### Task objective
Leaving out the pictures, transcribe all of the records faithfully.

(Saved entries)
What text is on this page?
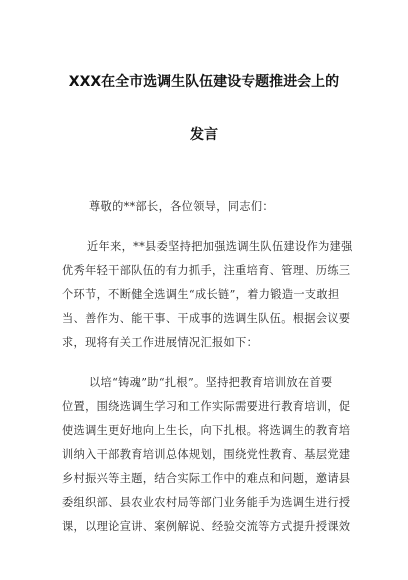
XXX在全市选调生队伍建设专题推进会上的
发言
尊敬的**部长，各位领导，同志们：
近年来，**县委坚持把加强选调生队伍建设作为建强
优秀年轻干部队伍的有力抓手，注重培育、管理、历练三
个环节，不断健全选调生“成长链”，着力锻造一支敢担
当、善作为、能干事、干成事的选调生队伍。根据会议要
求，现将有关工作进展情况汇报如下：
以培“铸魂”助“扎根”。坚持把教育培训放在首要
位置，围绕选调生学习和工作实际需要进行教育培训，促
使选调生更好地向上生长，向下扎根。将选调生的教育培
训纳入干部教育培训总体规划，围绕党性教育、基层党建
乡村振兴等主题，结合实际工作中的难点和问题，邀请县
委组织部、县农业农村局等部门业务能手为选调生进行授
课，以理论宣讲、案例解说、经验交流等方式提升授课效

### Output of the task
What text is on this page?
XXX在全市选调生队伍建设专题推进会上的
发言
尊敬的**部长，各位领导，同志们：
近年来，**县委坚持把加强选调生队伍建设作为建强
优秀年轻干部队伍的有力抓手，注重培育、管理、历练三
个环节，不断健全选调生“成长链”，着力锻造一支敢担
当、善作为、能干事、干成事的选调生队伍。根据会议要
求，现将有关工作进展情况汇报如下：
以培“铸魂”助“扎根”。坚持把教育培训放在首要
位置，围绕选调生学习和工作实际需要进行教育培训，促
使选调生更好地向上生长，向下扎根。将选调生的教育培
训纳入干部教育培训总体规划，围绕党性教育、基层党建
乡村振兴等主题，结合实际工作中的难点和问题，邀请县
委组织部、县农业农村局等部门业务能手为选调生进行授
课，以理论宣讲、案例解说、经验交流等方式提升授课效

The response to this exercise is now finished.